----- MATERIAL FOR THE TASK -----
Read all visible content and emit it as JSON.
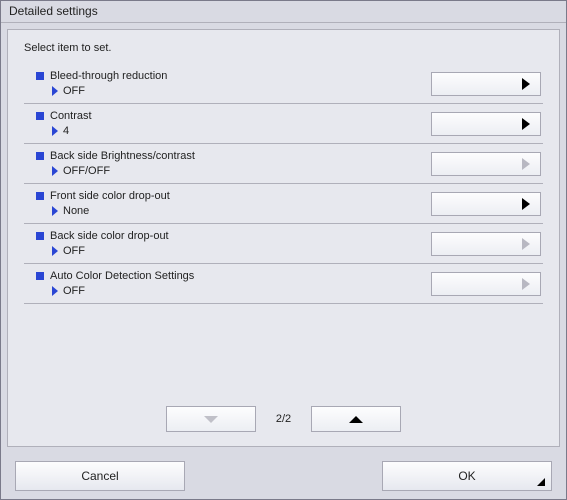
{
  "window": {
    "title": "Detailed settings"
  },
  "instruction": "Select item to set.",
  "items": [
    {
      "label": "Bleed-through reduction",
      "value": "OFF",
      "enabled": true
    },
    {
      "label": "Contrast",
      "value": "4",
      "enabled": true
    },
    {
      "label": "Back side Brightness/contrast",
      "value": "OFF/OFF",
      "enabled": false
    },
    {
      "label": "Front side color drop-out",
      "value": "None",
      "enabled": true
    },
    {
      "label": "Back side color drop-out",
      "value": "OFF",
      "enabled": false
    },
    {
      "label": "Auto Color Detection Settings",
      "value": "OFF",
      "enabled": false
    }
  ],
  "pager": {
    "indicator": "2/2",
    "prev_enabled": true,
    "next_enabled": false
  },
  "footer": {
    "cancel": "Cancel",
    "ok": "OK"
  }
}
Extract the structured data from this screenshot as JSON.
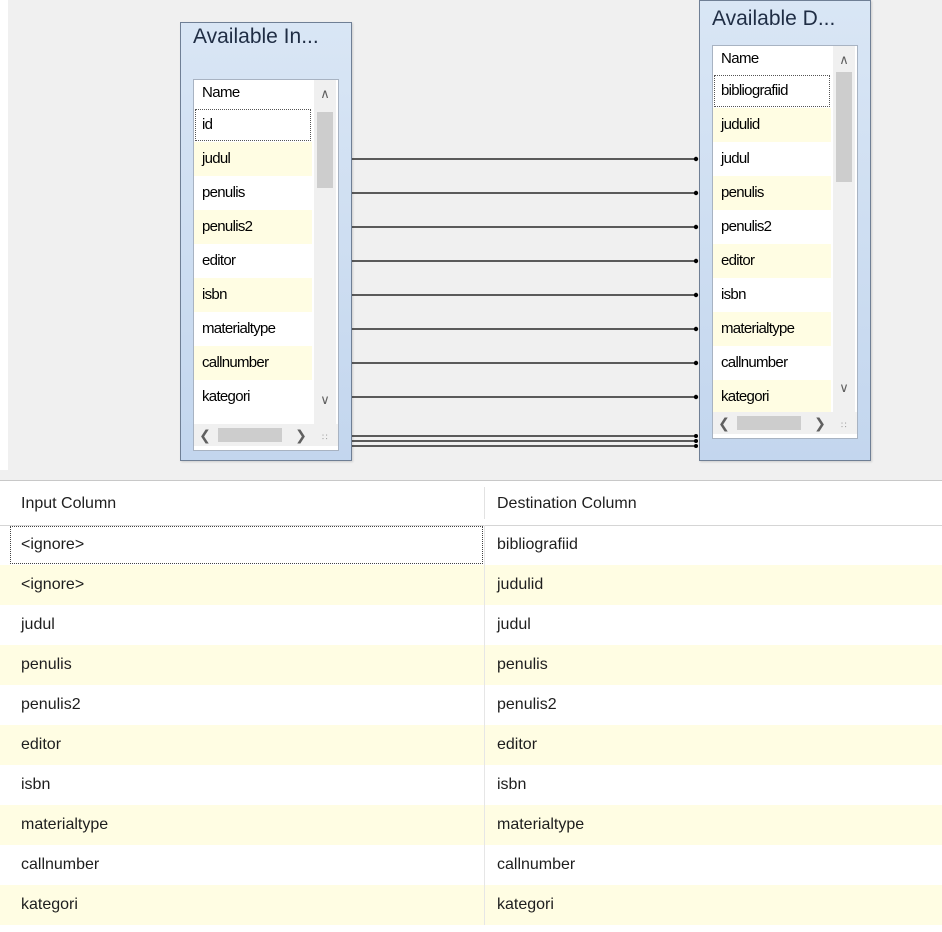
{
  "input_table": {
    "title": "Available In...",
    "column_header": "Name",
    "columns": [
      "id",
      "judul",
      "penulis",
      "penulis2",
      "editor",
      "isbn",
      "materialtype",
      "callnumber",
      "kategori"
    ]
  },
  "destination_table": {
    "title": "Available D...",
    "column_header": "Name",
    "columns": [
      "bibliografiid",
      "judulid",
      "judul",
      "penulis",
      "penulis2",
      "editor",
      "isbn",
      "materialtype",
      "callnumber",
      "kategori"
    ]
  },
  "grid": {
    "headers": {
      "input": "Input Column",
      "destination": "Destination Column"
    },
    "rows": [
      {
        "input": "<ignore>",
        "destination": "bibliografiid"
      },
      {
        "input": "<ignore>",
        "destination": "judulid"
      },
      {
        "input": "judul",
        "destination": "judul"
      },
      {
        "input": "penulis",
        "destination": "penulis"
      },
      {
        "input": "penulis2",
        "destination": "penulis2"
      },
      {
        "input": "editor",
        "destination": "editor"
      },
      {
        "input": "isbn",
        "destination": "isbn"
      },
      {
        "input": "materialtype",
        "destination": "materialtype"
      },
      {
        "input": "callnumber",
        "destination": "callnumber"
      },
      {
        "input": "kategori",
        "destination": "kategori"
      }
    ]
  },
  "colors": {
    "alt_row": "#fffde3",
    "canvas": "#f0f0f0",
    "box_gradient_top": "#d9e6f5",
    "box_gradient_bottom": "#c3d6ee"
  },
  "icons": {
    "scroll_up": "chevron-up-icon",
    "scroll_down": "chevron-down-icon",
    "scroll_left": "chevron-left-icon",
    "scroll_right": "chevron-right-icon",
    "resize_grip": "resize-grip-icon"
  }
}
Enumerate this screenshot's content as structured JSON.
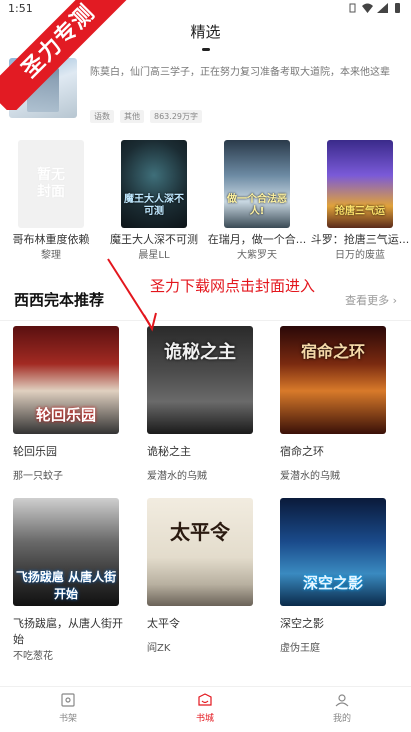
{
  "status": {
    "time": "1:51"
  },
  "ribbon": {
    "text": "圣力专测"
  },
  "header": {
    "title": "精选"
  },
  "top_book": {
    "desc": "陈莫白，仙门高三学子，正在努力复习准备考取大道院，本来他这辈子...",
    "tags": [
      "语数",
      "其他",
      "863.29万字"
    ]
  },
  "row4": [
    {
      "name": "哥布林重度依赖",
      "author": "黎理",
      "cover": "暂无封面"
    },
    {
      "name": "魔王大人深不可测",
      "author": "晨星LL",
      "cover": "魔王大人深不可测"
    },
    {
      "name": "在瑞月，做一个合...",
      "author": "大紫罗天",
      "cover": "做一个合法恶人!"
    },
    {
      "name": "斗罗：抢唐三气运...",
      "author": "日万的废蓝",
      "cover": "抢唐三气运"
    }
  ],
  "annotation": {
    "text": "圣力下载网点击封面进入"
  },
  "section": {
    "title": "西西完本推荐",
    "more": "查看更多"
  },
  "grid": [
    {
      "name": "轮回乐园",
      "author": "那一只蚊子",
      "cover": "轮回乐园"
    },
    {
      "name": "诡秘之主",
      "author": "爱潜水的乌贼",
      "cover": "诡秘之主"
    },
    {
      "name": "宿命之环",
      "author": "爱潜水的乌贼",
      "cover": "宿命之环"
    },
    {
      "name": "飞扬跋扈，从唐人街开始",
      "author": "不吃葱花",
      "cover": "飞扬跋扈 从唐人街开始"
    },
    {
      "name": "太平令",
      "author": "阎ZK",
      "cover": "太平令"
    },
    {
      "name": "深空之影",
      "author": "虚伪王庭",
      "cover": "深空之影"
    }
  ],
  "nav": [
    {
      "label": "书架",
      "icon": "bookshelf-icon"
    },
    {
      "label": "书城",
      "icon": "bookstore-icon"
    },
    {
      "label": "我的",
      "icon": "profile-icon"
    }
  ],
  "colors": {
    "accent": "#e3161d",
    "ribbon": "#e21b23"
  }
}
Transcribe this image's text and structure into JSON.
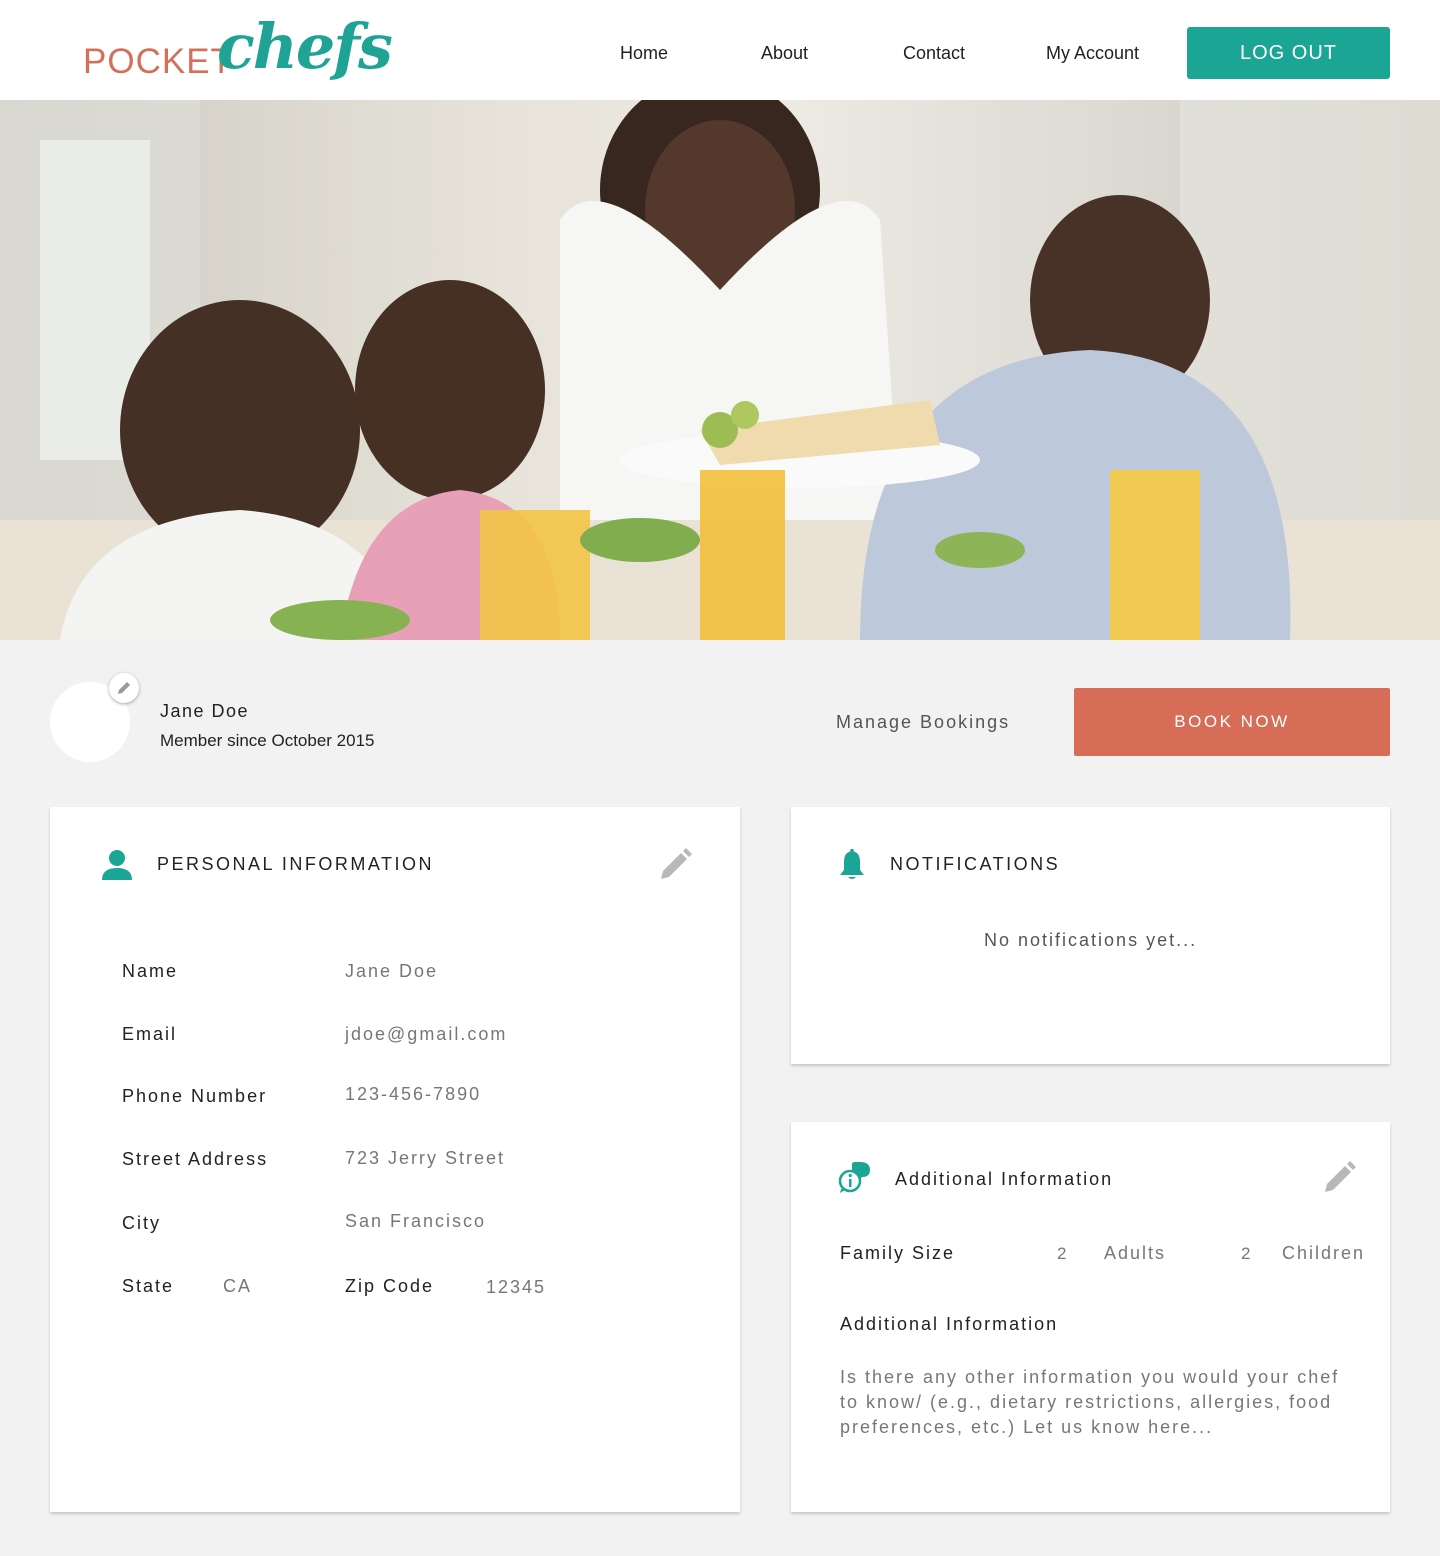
-----
## SET PROBLEM
Set the data above down again exactly as given, with no pictures.

## ANSWER BELOW
Read all visible content and emit it as JSON.
{
  "window": {
    "title": "Detailed settings"
  },
  "instruction": "Select item to set.",
  "items": [
    {
      "label": "Bleed-through reduction",
      "value": "OFF",
      "enabled": true
    },
    {
      "label": "Contrast",
      "value": "4",
      "enabled": true
    },
    {
      "label": "Back side Brightness/contrast",
      "value": "OFF/OFF",
      "enabled": false
    },
    {
      "label": "Front side color drop-out",
      "value": "None",
      "enabled": true
    },
    {
      "label": "Back side color drop-out",
      "value": "OFF",
      "enabled": false
    },
    {
      "label": "Auto Color Detection Settings",
      "value": "OFF",
      "enabled": false
    }
  ],
  "pager": {
    "indicator": "2/2",
    "prev_enabled": true,
    "next_enabled": false
  },
  "footer": {
    "cancel": "Cancel",
    "ok": "OK"
  }
}
Extract the structured data from this screenshot as JSON.
{
  "input_table": {
    "title": "Available In...",
    "column_header": "Name",
    "columns": [
      "id",
      "judul",
      "penulis",
      "penulis2",
      "editor",
      "isbn",
      "materialtype",
      "callnumber",
      "kategori"
    ]
  },
  "destination_table": {
    "title": "Available D...",
    "column_header": "Name",
    "columns": [
      "bibliografiid",
      "judulid",
      "judul",
      "penulis",
      "penulis2",
      "editor",
      "isbn",
      "materialtype",
      "callnumber",
      "kategori"
    ]
  },
  "grid": {
    "headers": {
      "input": "Input Column",
      "destination": "Destination Column"
    },
    "rows": [
      {
        "input": "<ignore>",
        "destination": "bibliografiid"
      },
      {
        "input": "<ignore>",
        "destination": "judulid"
      },
      {
        "input": "judul",
        "destination": "judul"
      },
      {
        "input": "penulis",
        "destination": "penulis"
      },
      {
        "input": "penulis2",
        "destination": "penulis2"
      },
      {
        "input": "editor",
        "destination": "editor"
      },
      {
        "input": "isbn",
        "destination": "isbn"
      },
      {
        "input": "materialtype",
        "destination": "materialtype"
      },
      {
        "input": "callnumber",
        "destination": "callnumber"
      },
      {
        "input": "kategori",
        "destination": "kategori"
      }
    ]
  },
  "colors": {
    "alt_row": "#fffde3",
    "canvas": "#f0f0f0",
    "box_gradient_top": "#d9e6f5",
    "box_gradient_bottom": "#c3d6ee"
  },
  "icons": {
    "scroll_up": "chevron-up-icon",
    "scroll_down": "chevron-down-icon",
    "scroll_left": "chevron-left-icon",
    "scroll_right": "chevron-right-icon",
    "resize_grip": "resize-grip-icon"
  }
}
Enumerate this screenshot's content as structured JSON.
{
  "status": {
    "time": "1:51"
  },
  "ribbon": {
    "text": "圣力专测"
  },
  "header": {
    "title": "精选"
  },
  "top_book": {
    "desc": "陈莫白，仙门高三学子，正在努力复习准备考取大道院，本来他这辈子...",
    "tags": [
      "语数",
      "其他",
      "863.29万字"
    ]
  },
  "row4": [
    {
      "name": "哥布林重度依赖",
      "author": "黎理",
      "cover": "暂无封面"
    },
    {
      "name": "魔王大人深不可测",
      "author": "晨星LL",
      "cover": "魔王大人深不可测"
    },
    {
      "name": "在瑞月，做一个合...",
      "author": "大紫罗天",
      "cover": "做一个合法恶人!"
    },
    {
      "name": "斗罗：抢唐三气运...",
      "author": "日万的废蓝",
      "cover": "抢唐三气运"
    }
  ],
  "annotation": {
    "text": "圣力下载网点击封面进入"
  },
  "section": {
    "title": "西西完本推荐",
    "more": "查看更多"
  },
  "grid": [
    {
      "name": "轮回乐园",
      "author": "那一只蚊子",
      "cover": "轮回乐园"
    },
    {
      "name": "诡秘之主",
      "author": "爱潜水的乌贼",
      "cover": "诡秘之主"
    },
    {
      "name": "宿命之环",
      "author": "爱潜水的乌贼",
      "cover": "宿命之环"
    },
    {
      "name": "飞扬跋扈，从唐人街开始",
      "author": "不吃葱花",
      "cover": "飞扬跋扈 从唐人街开始"
    },
    {
      "name": "太平令",
      "author": "阎ZK",
      "cover": "太平令"
    },
    {
      "name": "深空之影",
      "author": "虚伪王庭",
      "cover": "深空之影"
    }
  ],
  "nav": [
    {
      "label": "书架",
      "icon": "bookshelf-icon"
    },
    {
      "label": "书城",
      "icon": "bookstore-icon"
    },
    {
      "label": "我的",
      "icon": "profile-icon"
    }
  ],
  "colors": {
    "accent": "#e3161d",
    "ribbon": "#e21b23"
  }
}
Transcribe this image's text and structure into JSON.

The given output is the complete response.